◆ TO DO:
Wherever a line in the data below holds "name", copy that line.

.....

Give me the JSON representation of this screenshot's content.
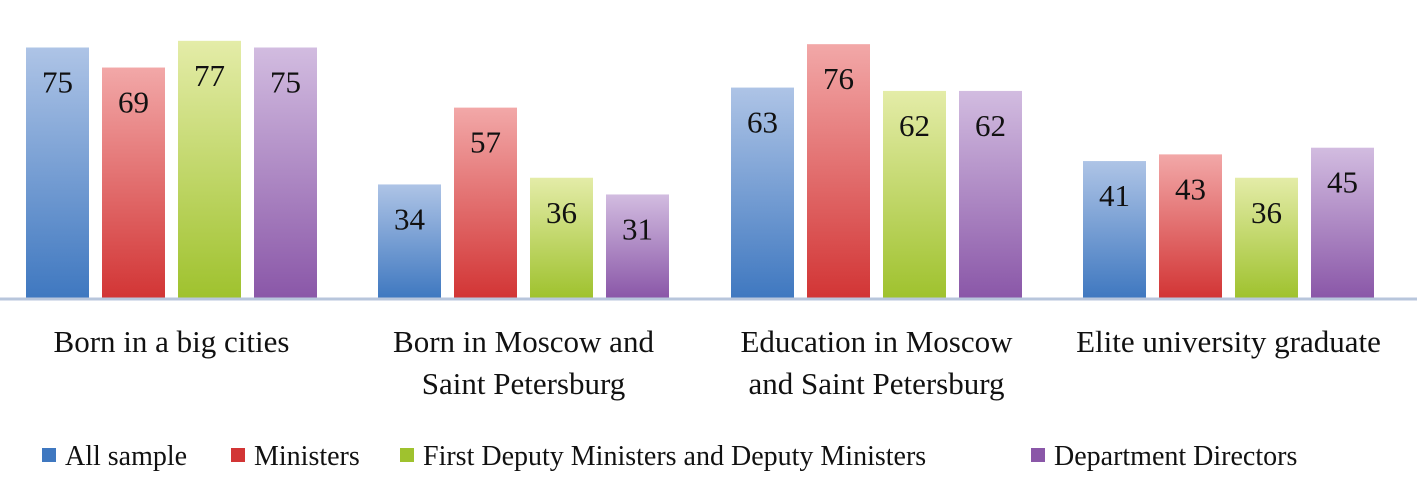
{
  "chart_data": {
    "type": "bar",
    "title": "",
    "xlabel": "",
    "ylabel": "",
    "ylim": [
      0,
      80
    ],
    "grid": false,
    "legend_position": "bottom",
    "categories": [
      [
        "Born in a big cities"
      ],
      [
        "Born in Moscow and",
        "Saint Petersburg"
      ],
      [
        "Education in Moscow",
        "and Saint Petersburg"
      ],
      [
        "Elite university graduate"
      ]
    ],
    "series": [
      {
        "name": "All sample",
        "values": [
          75,
          34,
          63,
          41
        ],
        "color_top": "#aec4e6",
        "color_bottom": "#3f78c0"
      },
      {
        "name": "Ministers",
        "values": [
          69,
          57,
          76,
          43
        ],
        "color_top": "#f2a8a8",
        "color_bottom": "#d23535"
      },
      {
        "name": "First Deputy Ministers and Deputy Ministers",
        "values": [
          77,
          36,
          62,
          36
        ],
        "color_top": "#e4eca8",
        "color_bottom": "#9fc22e"
      },
      {
        "name": "Department Directors",
        "values": [
          75,
          31,
          62,
          45
        ],
        "color_top": "#d2bce0",
        "color_bottom": "#8a57a8"
      }
    ]
  }
}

.....

◆ OUTPUT:
        "name": "All sample",
        "name": "Ministers",
        "name": "First Deputy Ministers and Deputy Ministers",
        "name": "Department Directors",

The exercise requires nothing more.